Ein zentrales Anliegen des neuen Lehrplans ist die Sicherung des Grundwissens. Dazu muss jedes Fach den Kernbestand seiner Inhalte herausarbeiten und nachhaltig vermitteln. Dies geschieht einerseits auf unserer Webseite, aber auch inzwischen in den Lehrbüchern. Damit haben die Schülerinnen und Schüler und deren Eltern (z.B. beim Schulwechsel aus einem anderen Bundesland) die Möglichkeiten, das benötigte Wissen zu überprüfen und zu aktualisieren.

Nun hat sich im Stundenplan der bayerischen Schüler in den letzten Jahren Etliches geändert: Weniger Mathematik-Pflichtstunden, keine 6-stündigen Leistungskurse mehr, stattdessen Intensivierungsstunden. Profitieren die schwächeren und die besseren Schüler davon? Hat sich die fachliche Qualität der Abiturienten in Mathematik durch die Schulstrukturreform in Bayern (G8 u.a.) geändert?
━━━━━━━━━━━━━━━━
Greifen Sie den Text über den neuen Lehrplan in Bayern nach seinem letzten Satz wieder auf und schreiben Sie ihn weiter.

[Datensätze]
━━━━━━━━━━━━━━━━
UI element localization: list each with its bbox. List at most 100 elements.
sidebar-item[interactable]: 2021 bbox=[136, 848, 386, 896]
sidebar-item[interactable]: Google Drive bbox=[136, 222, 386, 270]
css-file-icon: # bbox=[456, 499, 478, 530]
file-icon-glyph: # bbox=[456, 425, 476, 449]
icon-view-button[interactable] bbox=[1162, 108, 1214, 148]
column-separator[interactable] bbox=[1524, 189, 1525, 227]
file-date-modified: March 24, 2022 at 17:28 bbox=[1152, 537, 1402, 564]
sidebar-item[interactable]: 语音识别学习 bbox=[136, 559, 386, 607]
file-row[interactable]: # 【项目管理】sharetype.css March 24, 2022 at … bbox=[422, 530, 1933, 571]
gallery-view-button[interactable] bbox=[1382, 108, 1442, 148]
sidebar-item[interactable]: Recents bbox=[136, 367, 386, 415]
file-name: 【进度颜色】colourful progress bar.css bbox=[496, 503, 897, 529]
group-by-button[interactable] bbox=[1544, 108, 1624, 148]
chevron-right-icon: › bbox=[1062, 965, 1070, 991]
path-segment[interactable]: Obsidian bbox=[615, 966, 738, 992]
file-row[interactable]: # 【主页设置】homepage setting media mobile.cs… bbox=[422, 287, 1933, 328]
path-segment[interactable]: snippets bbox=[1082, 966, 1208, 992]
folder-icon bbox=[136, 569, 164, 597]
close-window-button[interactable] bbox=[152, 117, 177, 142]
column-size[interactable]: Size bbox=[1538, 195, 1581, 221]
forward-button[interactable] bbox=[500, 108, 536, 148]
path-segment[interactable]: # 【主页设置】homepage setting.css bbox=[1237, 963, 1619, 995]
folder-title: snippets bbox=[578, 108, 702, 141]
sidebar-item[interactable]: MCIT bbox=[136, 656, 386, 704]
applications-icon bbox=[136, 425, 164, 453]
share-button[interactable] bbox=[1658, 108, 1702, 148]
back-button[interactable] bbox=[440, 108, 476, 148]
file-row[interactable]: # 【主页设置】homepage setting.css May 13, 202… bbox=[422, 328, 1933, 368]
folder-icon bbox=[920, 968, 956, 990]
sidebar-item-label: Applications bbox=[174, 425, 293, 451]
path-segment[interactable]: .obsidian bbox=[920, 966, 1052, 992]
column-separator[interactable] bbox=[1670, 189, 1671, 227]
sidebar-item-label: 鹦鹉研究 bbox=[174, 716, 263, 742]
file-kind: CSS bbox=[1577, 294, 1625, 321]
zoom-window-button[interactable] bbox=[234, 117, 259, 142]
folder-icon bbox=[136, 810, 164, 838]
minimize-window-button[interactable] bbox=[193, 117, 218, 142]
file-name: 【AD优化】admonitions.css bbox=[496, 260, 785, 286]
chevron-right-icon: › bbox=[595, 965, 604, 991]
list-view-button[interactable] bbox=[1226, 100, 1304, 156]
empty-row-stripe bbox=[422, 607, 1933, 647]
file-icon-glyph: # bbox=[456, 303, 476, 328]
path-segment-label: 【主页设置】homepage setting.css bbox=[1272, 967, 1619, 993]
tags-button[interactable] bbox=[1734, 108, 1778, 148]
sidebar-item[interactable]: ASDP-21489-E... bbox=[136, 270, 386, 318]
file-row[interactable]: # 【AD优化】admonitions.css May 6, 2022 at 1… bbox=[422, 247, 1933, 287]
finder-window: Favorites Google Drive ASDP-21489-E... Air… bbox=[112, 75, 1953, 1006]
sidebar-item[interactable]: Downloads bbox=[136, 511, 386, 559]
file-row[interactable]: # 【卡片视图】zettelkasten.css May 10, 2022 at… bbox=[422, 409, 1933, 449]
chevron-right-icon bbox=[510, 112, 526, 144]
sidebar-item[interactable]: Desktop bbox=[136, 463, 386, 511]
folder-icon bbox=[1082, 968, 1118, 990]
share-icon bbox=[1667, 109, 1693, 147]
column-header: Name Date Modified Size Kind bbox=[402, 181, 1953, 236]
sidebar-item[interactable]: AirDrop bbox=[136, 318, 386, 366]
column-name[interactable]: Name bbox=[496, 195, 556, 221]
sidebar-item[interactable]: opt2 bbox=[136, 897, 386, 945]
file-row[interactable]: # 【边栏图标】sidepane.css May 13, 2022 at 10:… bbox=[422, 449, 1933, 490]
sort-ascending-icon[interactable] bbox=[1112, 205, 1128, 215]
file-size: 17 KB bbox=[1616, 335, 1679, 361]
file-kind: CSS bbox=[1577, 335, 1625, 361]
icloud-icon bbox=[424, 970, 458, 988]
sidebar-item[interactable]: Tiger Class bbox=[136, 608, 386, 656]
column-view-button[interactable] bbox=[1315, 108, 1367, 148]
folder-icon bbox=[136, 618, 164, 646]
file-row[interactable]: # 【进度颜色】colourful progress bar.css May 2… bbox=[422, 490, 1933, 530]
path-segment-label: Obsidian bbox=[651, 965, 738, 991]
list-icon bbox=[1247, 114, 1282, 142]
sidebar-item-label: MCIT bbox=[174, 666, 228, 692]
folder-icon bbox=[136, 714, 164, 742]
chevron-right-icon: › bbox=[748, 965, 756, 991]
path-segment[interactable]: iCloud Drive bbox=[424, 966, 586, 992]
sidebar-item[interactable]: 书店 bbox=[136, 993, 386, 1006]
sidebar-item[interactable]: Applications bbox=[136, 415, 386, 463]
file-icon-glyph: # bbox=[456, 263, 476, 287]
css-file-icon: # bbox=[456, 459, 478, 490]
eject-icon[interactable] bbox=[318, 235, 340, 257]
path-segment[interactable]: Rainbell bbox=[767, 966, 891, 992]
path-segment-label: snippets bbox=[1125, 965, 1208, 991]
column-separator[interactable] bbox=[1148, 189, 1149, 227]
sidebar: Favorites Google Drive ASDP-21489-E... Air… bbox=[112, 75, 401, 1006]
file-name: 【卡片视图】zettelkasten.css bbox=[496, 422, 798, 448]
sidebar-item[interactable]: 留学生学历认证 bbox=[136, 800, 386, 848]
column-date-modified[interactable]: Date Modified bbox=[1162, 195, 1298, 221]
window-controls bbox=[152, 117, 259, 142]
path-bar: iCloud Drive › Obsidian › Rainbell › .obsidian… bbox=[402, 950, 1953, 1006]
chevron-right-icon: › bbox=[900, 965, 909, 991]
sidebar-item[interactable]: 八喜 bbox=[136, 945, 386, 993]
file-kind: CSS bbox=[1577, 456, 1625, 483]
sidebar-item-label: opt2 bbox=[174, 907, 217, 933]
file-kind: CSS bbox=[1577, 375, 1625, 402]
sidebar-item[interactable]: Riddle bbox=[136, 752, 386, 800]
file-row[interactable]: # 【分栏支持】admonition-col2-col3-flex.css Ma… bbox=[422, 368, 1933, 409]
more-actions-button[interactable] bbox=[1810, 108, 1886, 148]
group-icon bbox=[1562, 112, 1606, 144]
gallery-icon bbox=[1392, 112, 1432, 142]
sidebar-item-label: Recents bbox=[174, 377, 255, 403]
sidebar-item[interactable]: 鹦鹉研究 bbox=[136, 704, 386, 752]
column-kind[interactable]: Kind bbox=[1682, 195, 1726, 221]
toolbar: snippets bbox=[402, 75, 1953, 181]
━━━━━━━━━━━━━━━━
Ergebnis:
Die Intensivierungsstunden stellen ein Kernstück der G8-Reform dar. Dabei können Klassen in bestimmten Fächern geteilt werden und die Gruppen getrennt unterrichtet und gefördert werden. So können die Lernfortschritte jeder einzelnen Schülerin/jedes einzelnen Schülers besser berücksichtigt werden (innere Differenzierung). Auch eventuelle geschlechtsspezifische Unterschiede in Begabungen und Sozialverhalten sowie im Leistungsbereich werden ausgeglichen. Speziell in der 8. und 10. Klasse, in denen in der neuen Stundentafel nur drei Wochenstunden ausgewiesen werden, werden an unserem Gymnasium die Intensivierungsstunden als Ausgleich genutzt.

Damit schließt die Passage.